**Directive**
The entire listing is to be repeated verbatim.

════════

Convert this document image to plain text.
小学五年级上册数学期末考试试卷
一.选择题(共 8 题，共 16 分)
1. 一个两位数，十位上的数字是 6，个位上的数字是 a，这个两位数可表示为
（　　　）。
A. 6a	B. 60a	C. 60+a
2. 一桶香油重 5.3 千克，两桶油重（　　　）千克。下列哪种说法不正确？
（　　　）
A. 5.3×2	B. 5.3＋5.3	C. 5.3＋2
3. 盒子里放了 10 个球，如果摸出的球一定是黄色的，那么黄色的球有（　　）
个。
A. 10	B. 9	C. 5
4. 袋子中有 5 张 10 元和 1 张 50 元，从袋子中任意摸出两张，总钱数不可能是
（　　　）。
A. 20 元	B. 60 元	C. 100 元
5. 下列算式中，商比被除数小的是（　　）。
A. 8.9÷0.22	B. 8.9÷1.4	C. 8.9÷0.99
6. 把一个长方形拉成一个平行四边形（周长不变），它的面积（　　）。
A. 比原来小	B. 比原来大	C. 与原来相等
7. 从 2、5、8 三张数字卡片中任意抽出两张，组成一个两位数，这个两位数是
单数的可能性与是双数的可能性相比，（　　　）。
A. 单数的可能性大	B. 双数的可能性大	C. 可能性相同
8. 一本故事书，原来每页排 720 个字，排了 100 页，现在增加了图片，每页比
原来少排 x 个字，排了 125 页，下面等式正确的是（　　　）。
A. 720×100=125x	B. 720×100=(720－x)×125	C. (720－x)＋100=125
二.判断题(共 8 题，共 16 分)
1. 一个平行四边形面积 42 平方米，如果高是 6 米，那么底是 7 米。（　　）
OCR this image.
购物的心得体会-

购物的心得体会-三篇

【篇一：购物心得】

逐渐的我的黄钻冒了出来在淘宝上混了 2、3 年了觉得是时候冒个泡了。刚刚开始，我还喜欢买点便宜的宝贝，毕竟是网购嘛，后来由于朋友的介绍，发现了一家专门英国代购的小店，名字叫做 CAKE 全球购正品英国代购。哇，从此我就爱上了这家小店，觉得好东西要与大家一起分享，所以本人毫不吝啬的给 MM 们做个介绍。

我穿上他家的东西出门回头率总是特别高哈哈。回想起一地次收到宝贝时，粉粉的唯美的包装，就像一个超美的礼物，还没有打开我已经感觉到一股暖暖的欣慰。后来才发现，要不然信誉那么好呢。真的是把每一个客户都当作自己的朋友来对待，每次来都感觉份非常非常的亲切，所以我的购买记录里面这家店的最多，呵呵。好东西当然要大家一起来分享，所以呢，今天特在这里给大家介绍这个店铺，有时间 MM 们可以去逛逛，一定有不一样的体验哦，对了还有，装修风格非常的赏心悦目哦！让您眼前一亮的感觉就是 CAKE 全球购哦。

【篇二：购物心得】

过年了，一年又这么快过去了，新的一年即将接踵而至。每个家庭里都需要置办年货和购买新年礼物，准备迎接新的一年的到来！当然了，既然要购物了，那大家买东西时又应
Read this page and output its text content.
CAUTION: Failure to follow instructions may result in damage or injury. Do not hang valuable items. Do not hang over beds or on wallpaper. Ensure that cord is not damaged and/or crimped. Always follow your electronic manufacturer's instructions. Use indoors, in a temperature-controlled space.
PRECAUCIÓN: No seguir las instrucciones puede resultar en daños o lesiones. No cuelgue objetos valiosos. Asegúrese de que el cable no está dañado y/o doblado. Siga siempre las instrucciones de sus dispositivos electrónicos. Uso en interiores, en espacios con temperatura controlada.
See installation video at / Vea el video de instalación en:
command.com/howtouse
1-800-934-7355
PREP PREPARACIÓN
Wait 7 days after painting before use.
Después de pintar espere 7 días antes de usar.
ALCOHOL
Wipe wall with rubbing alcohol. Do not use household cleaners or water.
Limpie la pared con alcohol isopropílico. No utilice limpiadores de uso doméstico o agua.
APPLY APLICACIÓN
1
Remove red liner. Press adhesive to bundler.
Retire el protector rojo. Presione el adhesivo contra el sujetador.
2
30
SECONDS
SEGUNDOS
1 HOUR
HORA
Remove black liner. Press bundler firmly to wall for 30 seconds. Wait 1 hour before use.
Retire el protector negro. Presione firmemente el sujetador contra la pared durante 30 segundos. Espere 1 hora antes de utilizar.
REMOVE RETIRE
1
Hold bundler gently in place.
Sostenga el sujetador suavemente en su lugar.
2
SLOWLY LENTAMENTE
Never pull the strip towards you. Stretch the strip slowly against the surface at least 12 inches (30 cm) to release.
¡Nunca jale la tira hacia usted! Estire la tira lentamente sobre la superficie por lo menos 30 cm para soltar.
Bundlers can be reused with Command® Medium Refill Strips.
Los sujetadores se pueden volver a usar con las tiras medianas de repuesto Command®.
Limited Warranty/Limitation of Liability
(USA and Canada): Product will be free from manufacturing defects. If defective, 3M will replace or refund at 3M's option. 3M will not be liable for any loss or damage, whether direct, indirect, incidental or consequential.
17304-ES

════════

**Output of the task**
Convert this document image to plain text.
小学五年级上册数学期末考试试卷
一.选择题(共 8 题，共 16 分)
1. 一个两位数，十位上的数字是 6，个位上的数字是 a，这个两位数可表示为
（　　　）。
A. 6a	B. 60a	C. 60+a
2. 一桶香油重 5.3 千克，两桶油重（　　　）千克。下列哪种说法不正确？
（　　　）
A. 5.3×2	B. 5.3＋5.3	C. 5.3＋2
3. 盒子里放了 10 个球，如果摸出的球一定是黄色的，那么黄色的球有（　　）
个。
A. 10	B. 9	C. 5
4. 袋子中有 5 张 10 元和 1 张 50 元，从袋子中任意摸出两张，总钱数不可能是
（　　　）。
A. 20 元	B. 60 元	C. 100 元
5. 下列算式中，商比被除数小的是（　　）。
A. 8.9÷0.22	B. 8.9÷1.4	C. 8.9÷0.99
6. 把一个长方形拉成一个平行四边形（周长不变），它的面积（　　）。
A. 比原来小	B. 比原来大	C. 与原来相等
7. 从 2、5、8 三张数字卡片中任意抽出两张，组成一个两位数，这个两位数是
单数的可能性与是双数的可能性相比，（　　　）。
A. 单数的可能性大	B. 双数的可能性大	C. 可能性相同
8. 一本故事书，原来每页排 720 个字，排了 100 页，现在增加了图片，每页比
原来少排 x 个字，排了 125 页，下面等式正确的是（　　　）。
A. 720×100=125x	B. 720×100=(720－x)×125	C. (720－x)＋100=125
二.判断题(共 8 题，共 16 分)
1. 一个平行四边形面积 42 平方米，如果高是 6 米，那么底是 7 米。（　　）
OCR this image.
购物的心得体会-

购物的心得体会-三篇

【篇一：购物心得】

逐渐的我的黄钻冒了出来在淘宝上混了 2、3 年了觉得是时候冒个泡了。刚刚开始，我还喜欢买点便宜的宝贝，毕竟是网购嘛，后来由于朋友的介绍，发现了一家专门英国代购的小店，名字叫做 CAKE 全球购正品英国代购。哇，从此我就爱上了这家小店，觉得好东西要与大家一起分享，所以本人毫不吝啬的给 MM 们做个介绍。

我穿上他家的东西出门回头率总是特别高哈哈。回想起一地次收到宝贝时，粉粉的唯美的包装，就像一个超美的礼物，还没有打开我已经感觉到一股暖暖的欣慰。后来才发现，要不然信誉那么好呢。真的是把每一个客户都当作自己的朋友来对待，每次来都感觉份非常非常的亲切，所以我的购买记录里面这家店的最多，呵呵。好东西当然要大家一起来分享，所以呢，今天特在这里给大家介绍这个店铺，有时间 MM 们可以去逛逛，一定有不一样的体验哦，对了还有，装修风格非常的赏心悦目哦！让您眼前一亮的感觉就是 CAKE 全球购哦。

【篇二：购物心得】

过年了，一年又这么快过去了，新的一年即将接踵而至。每个家庭里都需要置办年货和购买新年礼物，准备迎接新的一年的到来！当然了，既然要购物了，那大家买东西时又应
Read this page and output its text content.
CAUTION: Failure to follow instructions may result in damage or injury. Do not hang valuable items. Do not hang over beds or on wallpaper. Ensure that cord is not damaged and/or crimped. Always follow your electronic manufacturer's instructions. Use indoors, in a temperature-controlled space.
PRECAUCIÓN: No seguir las instrucciones puede resultar en daños o lesiones. No cuelgue objetos valiosos. Asegúrese de que el cable no está dañado y/o doblado. Siga siempre las instrucciones de sus dispositivos electrónicos. Uso en interiores, en espacios con temperatura controlada.
See installation video at / Vea el video de instalación en:
command.com/howtouse
1-800-934-7355
PREP PREPARACIÓN
Wait 7 days after painting before use.
Después de pintar espere 7 días antes de usar.
ALCOHOL
Wipe wall with rubbing alcohol. Do not use household cleaners or water.
Limpie la pared con alcohol isopropílico. No utilice limpiadores de uso doméstico o agua.
APPLY APLICACIÓN
1
Remove red liner. Press adhesive to bundler.
Retire el protector rojo. Presione el adhesivo contra el sujetador.
2
30
SECONDS
SEGUNDOS
1 HOUR
HORA
Remove black liner. Press bundler firmly to wall for 30 seconds. Wait 1 hour before use.
Retire el protector negro. Presione firmemente el sujetador contra la pared durante 30 segundos. Espere 1 hora antes de utilizar.
REMOVE RETIRE
1
Hold bundler gently in place.
Sostenga el sujetador suavemente en su lugar.
2
SLOWLY LENTAMENTE
Never pull the strip towards you. Stretch the strip slowly against the surface at least 12 inches (30 cm) to release.
¡Nunca jale la tira hacia usted! Estire la tira lentamente sobre la superficie por lo menos 30 cm para soltar.
Bundlers can be reused with Command® Medium Refill Strips.
Los sujetadores se pueden volver a usar con las tiras medianas de repuesto Command®.
Limited Warranty/Limitation of Liability
(USA and Canada): Product will be free from manufacturing defects. If defective, 3M will replace or refund at 3M's option. 3M will not be liable for any loss or damage, whether direct, indirect, incidental or consequential.
17304-ES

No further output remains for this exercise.